◆ **Material for the task**
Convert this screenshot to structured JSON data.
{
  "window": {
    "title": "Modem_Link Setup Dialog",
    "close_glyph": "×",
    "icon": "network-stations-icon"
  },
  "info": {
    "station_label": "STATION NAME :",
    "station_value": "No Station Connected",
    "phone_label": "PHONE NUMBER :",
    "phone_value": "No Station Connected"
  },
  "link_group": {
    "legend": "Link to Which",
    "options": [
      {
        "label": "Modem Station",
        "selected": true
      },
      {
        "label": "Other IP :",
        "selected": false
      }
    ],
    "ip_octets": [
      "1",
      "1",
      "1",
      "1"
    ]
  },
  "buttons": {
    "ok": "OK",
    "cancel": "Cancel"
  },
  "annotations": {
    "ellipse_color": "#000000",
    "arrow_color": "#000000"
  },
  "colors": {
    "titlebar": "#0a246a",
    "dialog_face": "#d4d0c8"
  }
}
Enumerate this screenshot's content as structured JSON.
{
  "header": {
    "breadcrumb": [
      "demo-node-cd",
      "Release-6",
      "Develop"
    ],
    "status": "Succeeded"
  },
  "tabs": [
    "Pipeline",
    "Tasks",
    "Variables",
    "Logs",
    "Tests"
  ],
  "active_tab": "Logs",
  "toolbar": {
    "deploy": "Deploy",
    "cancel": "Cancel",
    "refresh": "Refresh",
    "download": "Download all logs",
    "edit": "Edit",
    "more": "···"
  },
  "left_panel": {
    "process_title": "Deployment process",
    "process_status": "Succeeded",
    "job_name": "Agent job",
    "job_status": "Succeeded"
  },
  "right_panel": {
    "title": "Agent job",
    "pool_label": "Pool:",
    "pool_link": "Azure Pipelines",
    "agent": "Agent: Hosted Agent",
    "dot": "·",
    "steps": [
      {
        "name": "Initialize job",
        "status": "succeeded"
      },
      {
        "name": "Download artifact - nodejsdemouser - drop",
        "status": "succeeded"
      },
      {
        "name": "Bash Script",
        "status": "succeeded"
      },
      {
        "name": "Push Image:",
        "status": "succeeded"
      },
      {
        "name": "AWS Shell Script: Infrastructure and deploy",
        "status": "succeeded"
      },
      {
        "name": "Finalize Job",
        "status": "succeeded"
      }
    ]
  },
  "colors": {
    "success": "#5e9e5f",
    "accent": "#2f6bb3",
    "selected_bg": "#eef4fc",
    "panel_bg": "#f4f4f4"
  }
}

◆ **Task objective**
Every entry needs to be retyped exactly.

◆ **Solution for this problem**
Convert this screenshot to structured JSON data.
{
  "window": {
    "title": "Modem_Link Setup Dialog",
    "close_glyph": "×",
    "icon": "network-stations-icon"
  },
  "info": {
    "station_label": "STATION NAME :",
    "station_value": "No Station Connected",
    "phone_label": "PHONE NUMBER :",
    "phone_value": "No Station Connected"
  },
  "link_group": {
    "legend": "Link to Which",
    "options": [
      {
        "label": "Modem Station",
        "selected": true
      },
      {
        "label": "Other IP :",
        "selected": false
      }
    ],
    "ip_octets": [
      "1",
      "1",
      "1",
      "1"
    ]
  },
  "buttons": {
    "ok": "OK",
    "cancel": "Cancel"
  },
  "annotations": {
    "ellipse_color": "#000000",
    "arrow_color": "#000000"
  },
  "colors": {
    "titlebar": "#0a246a",
    "dialog_face": "#d4d0c8"
  }
}
Enumerate this screenshot's content as structured JSON.
{
  "header": {
    "breadcrumb": [
      "demo-node-cd",
      "Release-6",
      "Develop"
    ],
    "status": "Succeeded"
  },
  "tabs": [
    "Pipeline",
    "Tasks",
    "Variables",
    "Logs",
    "Tests"
  ],
  "active_tab": "Logs",
  "toolbar": {
    "deploy": "Deploy",
    "cancel": "Cancel",
    "refresh": "Refresh",
    "download": "Download all logs",
    "edit": "Edit",
    "more": "···"
  },
  "left_panel": {
    "process_title": "Deployment process",
    "process_status": "Succeeded",
    "job_name": "Agent job",
    "job_status": "Succeeded"
  },
  "right_panel": {
    "title": "Agent job",
    "pool_label": "Pool:",
    "pool_link": "Azure Pipelines",
    "agent": "Agent: Hosted Agent",
    "dot": "·",
    "steps": [
      {
        "name": "Initialize job",
        "status": "succeeded"
      },
      {
        "name": "Download artifact - nodejsdemouser - drop",
        "status": "succeeded"
      },
      {
        "name": "Bash Script",
        "status": "succeeded"
      },
      {
        "name": "Push Image:",
        "status": "succeeded"
      },
      {
        "name": "AWS Shell Script: Infrastructure and deploy",
        "status": "succeeded"
      },
      {
        "name": "Finalize Job",
        "status": "succeeded"
      }
    ]
  },
  "colors": {
    "success": "#5e9e5f",
    "accent": "#2f6bb3",
    "selected_bg": "#eef4fc",
    "panel_bg": "#f4f4f4"
  }
}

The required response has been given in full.